TASK TO COMPLETE | Set down each entry exactly as given; pictures should not appear in the copy.

Some records
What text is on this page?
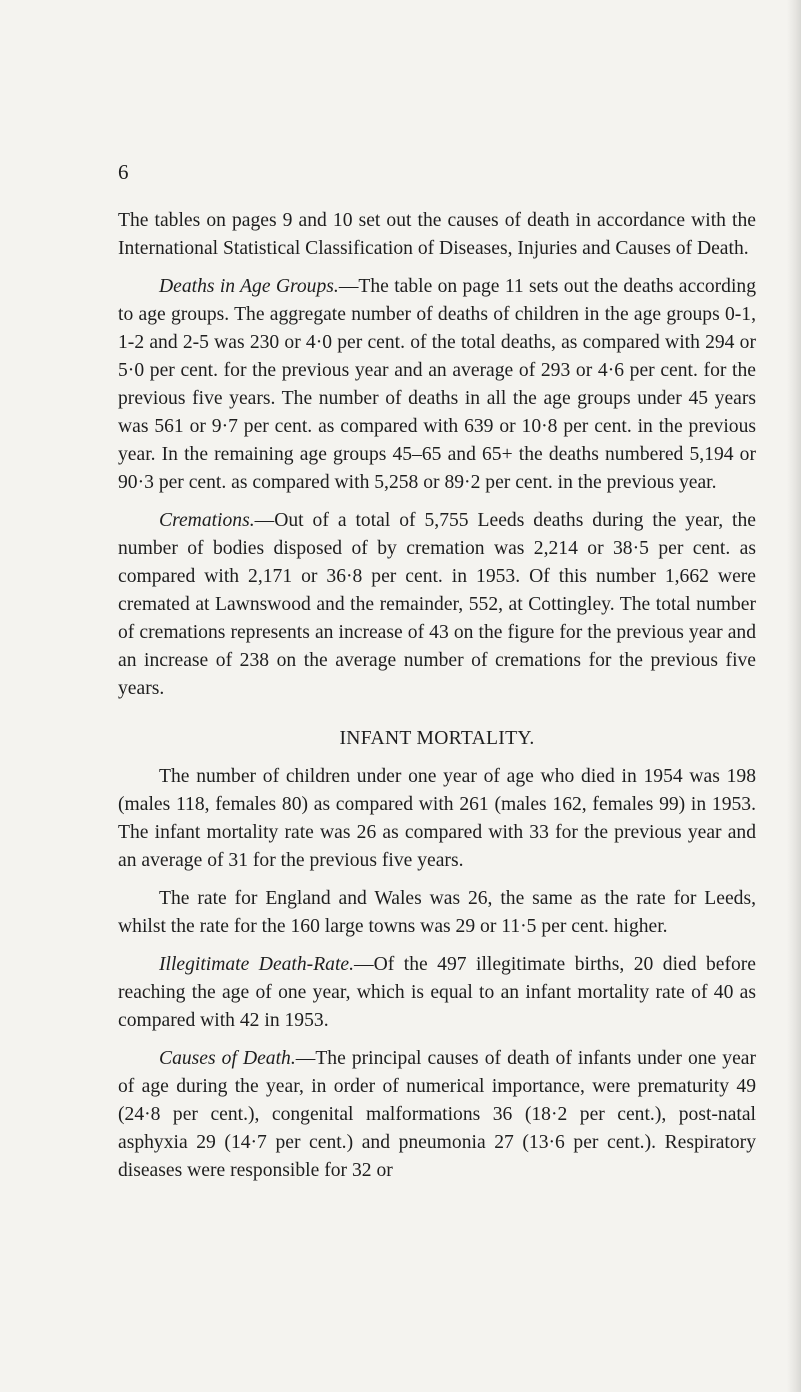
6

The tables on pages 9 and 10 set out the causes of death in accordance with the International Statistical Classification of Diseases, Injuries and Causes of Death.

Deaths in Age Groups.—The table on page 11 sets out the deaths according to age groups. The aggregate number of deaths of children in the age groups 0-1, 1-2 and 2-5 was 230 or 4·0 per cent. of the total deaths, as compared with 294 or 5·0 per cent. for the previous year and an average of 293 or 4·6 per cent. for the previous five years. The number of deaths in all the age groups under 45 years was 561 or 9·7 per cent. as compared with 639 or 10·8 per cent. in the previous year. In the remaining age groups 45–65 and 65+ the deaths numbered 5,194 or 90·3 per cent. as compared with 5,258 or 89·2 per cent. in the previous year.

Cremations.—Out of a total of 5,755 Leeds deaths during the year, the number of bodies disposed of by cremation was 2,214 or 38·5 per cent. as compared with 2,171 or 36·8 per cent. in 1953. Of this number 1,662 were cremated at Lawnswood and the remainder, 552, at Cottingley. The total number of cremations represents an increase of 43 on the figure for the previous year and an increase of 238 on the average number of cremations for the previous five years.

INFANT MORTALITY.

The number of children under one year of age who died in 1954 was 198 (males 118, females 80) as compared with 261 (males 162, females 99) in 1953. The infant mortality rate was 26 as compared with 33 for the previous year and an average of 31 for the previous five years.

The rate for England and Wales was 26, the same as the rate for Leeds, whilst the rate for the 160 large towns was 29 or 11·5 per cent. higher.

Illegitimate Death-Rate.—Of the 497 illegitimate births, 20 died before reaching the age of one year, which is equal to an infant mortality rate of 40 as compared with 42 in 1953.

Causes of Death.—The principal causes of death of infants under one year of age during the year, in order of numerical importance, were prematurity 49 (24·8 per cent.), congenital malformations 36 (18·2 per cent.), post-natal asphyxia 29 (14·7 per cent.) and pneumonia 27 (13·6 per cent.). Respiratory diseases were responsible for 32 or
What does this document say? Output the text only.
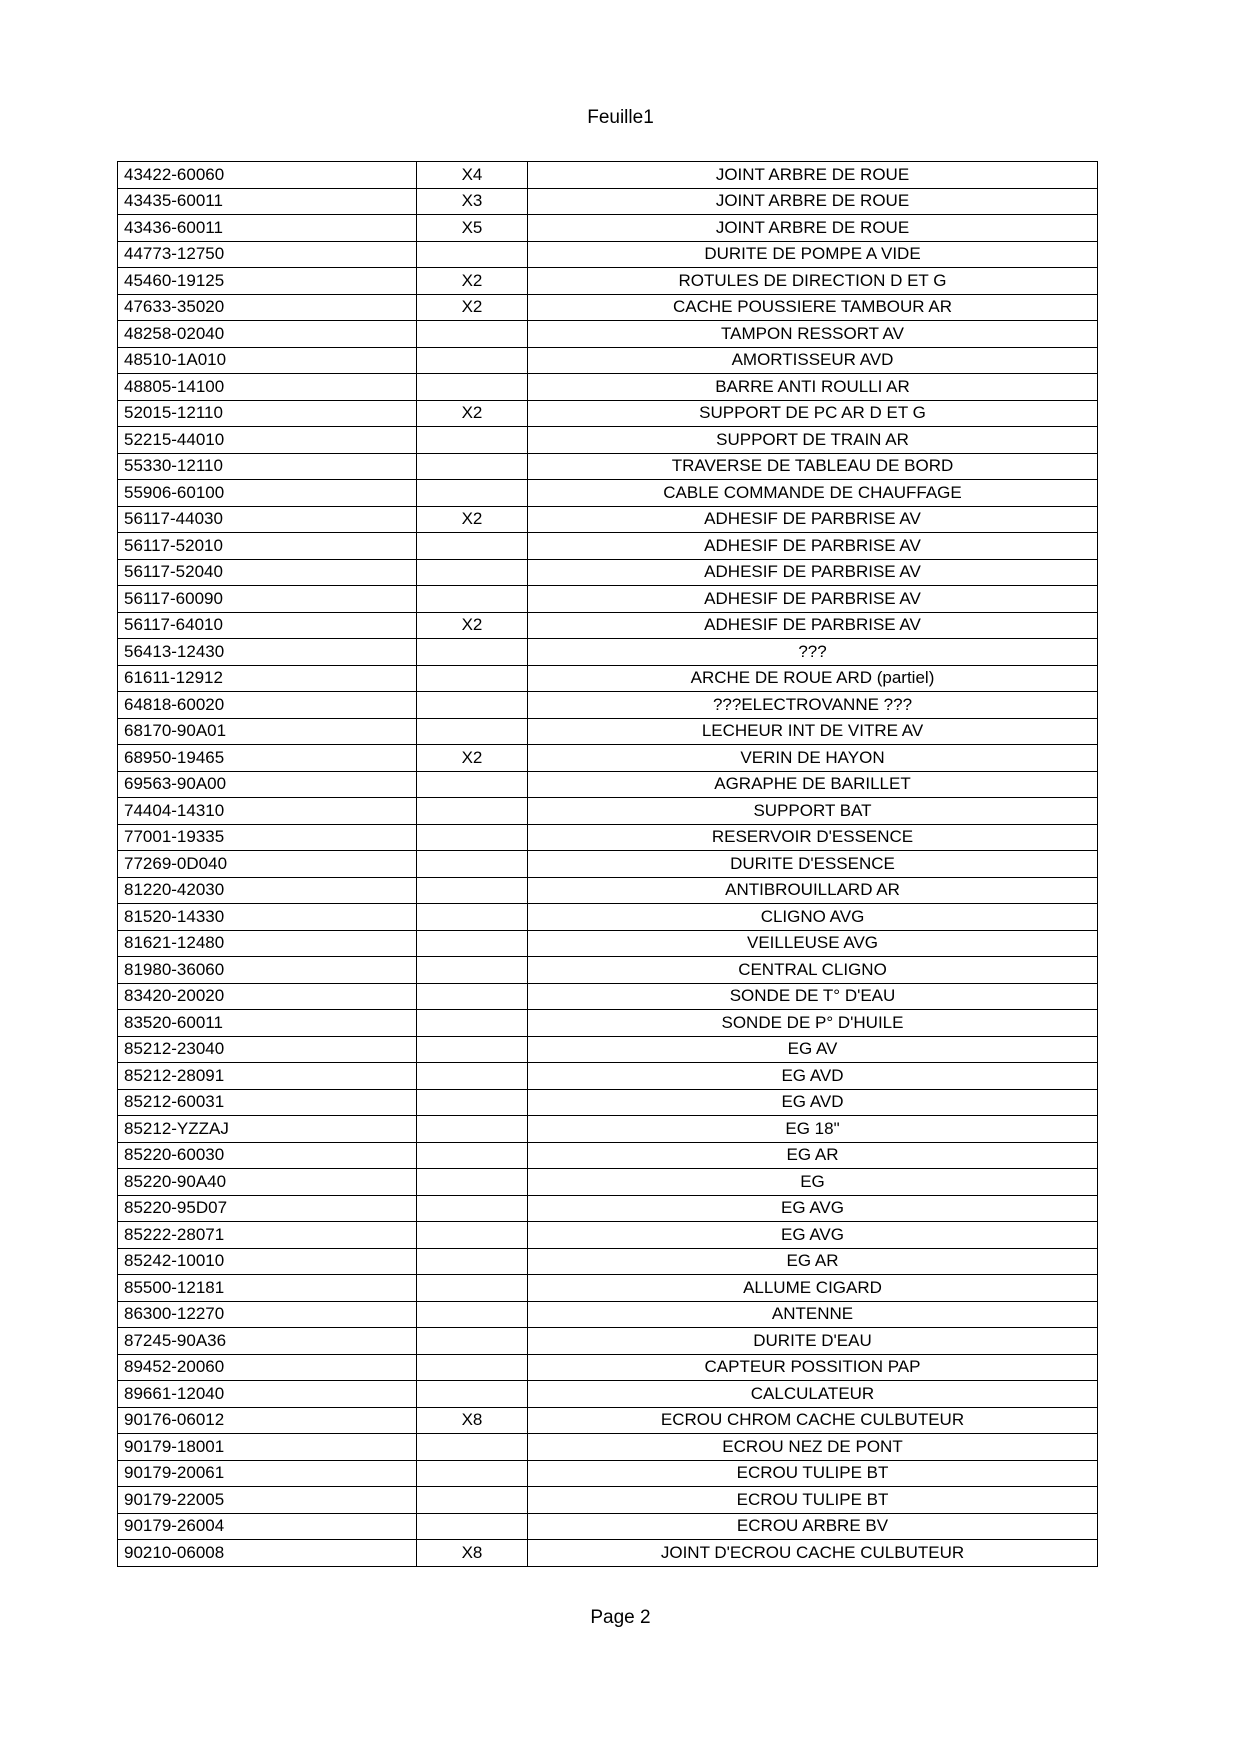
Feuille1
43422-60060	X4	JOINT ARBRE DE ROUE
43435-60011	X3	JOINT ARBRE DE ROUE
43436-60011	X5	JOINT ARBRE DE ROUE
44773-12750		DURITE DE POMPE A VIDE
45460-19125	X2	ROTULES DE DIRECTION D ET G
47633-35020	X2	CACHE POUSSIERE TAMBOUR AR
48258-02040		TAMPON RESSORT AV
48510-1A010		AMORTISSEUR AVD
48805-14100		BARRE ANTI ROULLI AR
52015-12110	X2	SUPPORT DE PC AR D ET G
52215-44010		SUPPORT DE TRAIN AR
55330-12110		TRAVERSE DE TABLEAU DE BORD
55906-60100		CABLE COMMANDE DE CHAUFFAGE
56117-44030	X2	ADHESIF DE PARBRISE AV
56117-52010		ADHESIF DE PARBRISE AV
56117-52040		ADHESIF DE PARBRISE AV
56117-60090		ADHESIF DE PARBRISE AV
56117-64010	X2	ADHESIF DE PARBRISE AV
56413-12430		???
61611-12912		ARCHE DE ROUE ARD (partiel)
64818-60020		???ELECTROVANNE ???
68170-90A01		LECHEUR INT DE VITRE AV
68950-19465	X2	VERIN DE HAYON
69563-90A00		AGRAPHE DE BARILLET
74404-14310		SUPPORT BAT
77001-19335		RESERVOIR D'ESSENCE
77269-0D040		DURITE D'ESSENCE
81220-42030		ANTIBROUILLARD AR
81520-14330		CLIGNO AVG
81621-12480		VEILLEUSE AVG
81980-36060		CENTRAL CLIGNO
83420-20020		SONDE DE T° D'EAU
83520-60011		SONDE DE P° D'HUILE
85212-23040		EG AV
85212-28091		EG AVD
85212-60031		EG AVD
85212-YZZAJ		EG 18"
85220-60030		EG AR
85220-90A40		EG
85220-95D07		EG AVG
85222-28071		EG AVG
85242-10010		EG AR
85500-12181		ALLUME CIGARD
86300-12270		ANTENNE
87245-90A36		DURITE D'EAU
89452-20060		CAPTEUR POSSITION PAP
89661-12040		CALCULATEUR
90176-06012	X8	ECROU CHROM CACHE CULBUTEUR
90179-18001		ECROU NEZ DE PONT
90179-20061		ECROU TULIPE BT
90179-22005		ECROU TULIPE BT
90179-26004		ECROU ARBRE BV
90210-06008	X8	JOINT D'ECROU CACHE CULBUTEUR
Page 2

RESPONSE |
What text is on this page?
6

The tables on pages 9 and 10 set out the causes of death in accordance with the International Statistical Classification of Diseases, Injuries and Causes of Death.

Deaths in Age Groups.—The table on page 11 sets out the deaths according to age groups. The aggregate number of deaths of children in the age groups 0-1, 1-2 and 2-5 was 230 or 4·0 per cent. of the total deaths, as compared with 294 or 5·0 per cent. for the previous year and an average of 293 or 4·6 per cent. for the previous five years. The number of deaths in all the age groups under 45 years was 561 or 9·7 per cent. as compared with 639 or 10·8 per cent. in the previous year. In the remaining age groups 45–65 and 65+ the deaths numbered 5,194 or 90·3 per cent. as compared with 5,258 or 89·2 per cent. in the previous year.

Cremations.—Out of a total of 5,755 Leeds deaths during the year, the number of bodies disposed of by cremation was 2,214 or 38·5 per cent. as compared with 2,171 or 36·8 per cent. in 1953. Of this number 1,662 were cremated at Lawnswood and the remainder, 552, at Cottingley. The total number of cremations represents an increase of 43 on the figure for the previous year and an increase of 238 on the average number of cremations for the previous five years.

INFANT MORTALITY.

The number of children under one year of age who died in 1954 was 198 (males 118, females 80) as compared with 261 (males 162, females 99) in 1953. The infant mortality rate was 26 as compared with 33 for the previous year and an average of 31 for the previous five years.

The rate for England and Wales was 26, the same as the rate for Leeds, whilst the rate for the 160 large towns was 29 or 11·5 per cent. higher.

Illegitimate Death-Rate.—Of the 497 illegitimate births, 20 died before reaching the age of one year, which is equal to an infant mortality rate of 40 as compared with 42 in 1953.

Causes of Death.—The principal causes of death of infants under one year of age during the year, in order of numerical importance, were prematurity 49 (24·8 per cent.), congenital malformations 36 (18·2 per cent.), post-natal asphyxia 29 (14·7 per cent.) and pneumonia 27 (13·6 per cent.). Respiratory diseases were responsible for 32 or
What does this document say? Output the text only.
Feuille1
43422-60060	X4	JOINT ARBRE DE ROUE
43435-60011	X3	JOINT ARBRE DE ROUE
43436-60011	X5	JOINT ARBRE DE ROUE
44773-12750		DURITE DE POMPE A VIDE
45460-19125	X2	ROTULES DE DIRECTION D ET G
47633-35020	X2	CACHE POUSSIERE TAMBOUR AR
48258-02040		TAMPON RESSORT AV
48510-1A010		AMORTISSEUR AVD
48805-14100		BARRE ANTI ROULLI AR
52015-12110	X2	SUPPORT DE PC AR D ET G
52215-44010		SUPPORT DE TRAIN AR
55330-12110		TRAVERSE DE TABLEAU DE BORD
55906-60100		CABLE COMMANDE DE CHAUFFAGE
56117-44030	X2	ADHESIF DE PARBRISE AV
56117-52010		ADHESIF DE PARBRISE AV
56117-52040		ADHESIF DE PARBRISE AV
56117-60090		ADHESIF DE PARBRISE AV
56117-64010	X2	ADHESIF DE PARBRISE AV
56413-12430		???
61611-12912		ARCHE DE ROUE ARD (partiel)
64818-60020		???ELECTROVANNE ???
68170-90A01		LECHEUR INT DE VITRE AV
68950-19465	X2	VERIN DE HAYON
69563-90A00		AGRAPHE DE BARILLET
74404-14310		SUPPORT BAT
77001-19335		RESERVOIR D'ESSENCE
77269-0D040		DURITE D'ESSENCE
81220-42030		ANTIBROUILLARD AR
81520-14330		CLIGNO AVG
81621-12480		VEILLEUSE AVG
81980-36060		CENTRAL CLIGNO
83420-20020		SONDE DE T° D'EAU
83520-60011		SONDE DE P° D'HUILE
85212-23040		EG AV
85212-28091		EG AVD
85212-60031		EG AVD
85212-YZZAJ		EG 18"
85220-60030		EG AR
85220-90A40		EG
85220-95D07		EG AVG
85222-28071		EG AVG
85242-10010		EG AR
85500-12181		ALLUME CIGARD
86300-12270		ANTENNE
87245-90A36		DURITE D'EAU
89452-20060		CAPTEUR POSSITION PAP
89661-12040		CALCULATEUR
90176-06012	X8	ECROU CHROM CACHE CULBUTEUR
90179-18001		ECROU NEZ DE PONT
90179-20061		ECROU TULIPE BT
90179-22005		ECROU TULIPE BT
90179-26004		ECROU ARBRE BV
90210-06008	X8	JOINT D'ECROU CACHE CULBUTEUR
Page 2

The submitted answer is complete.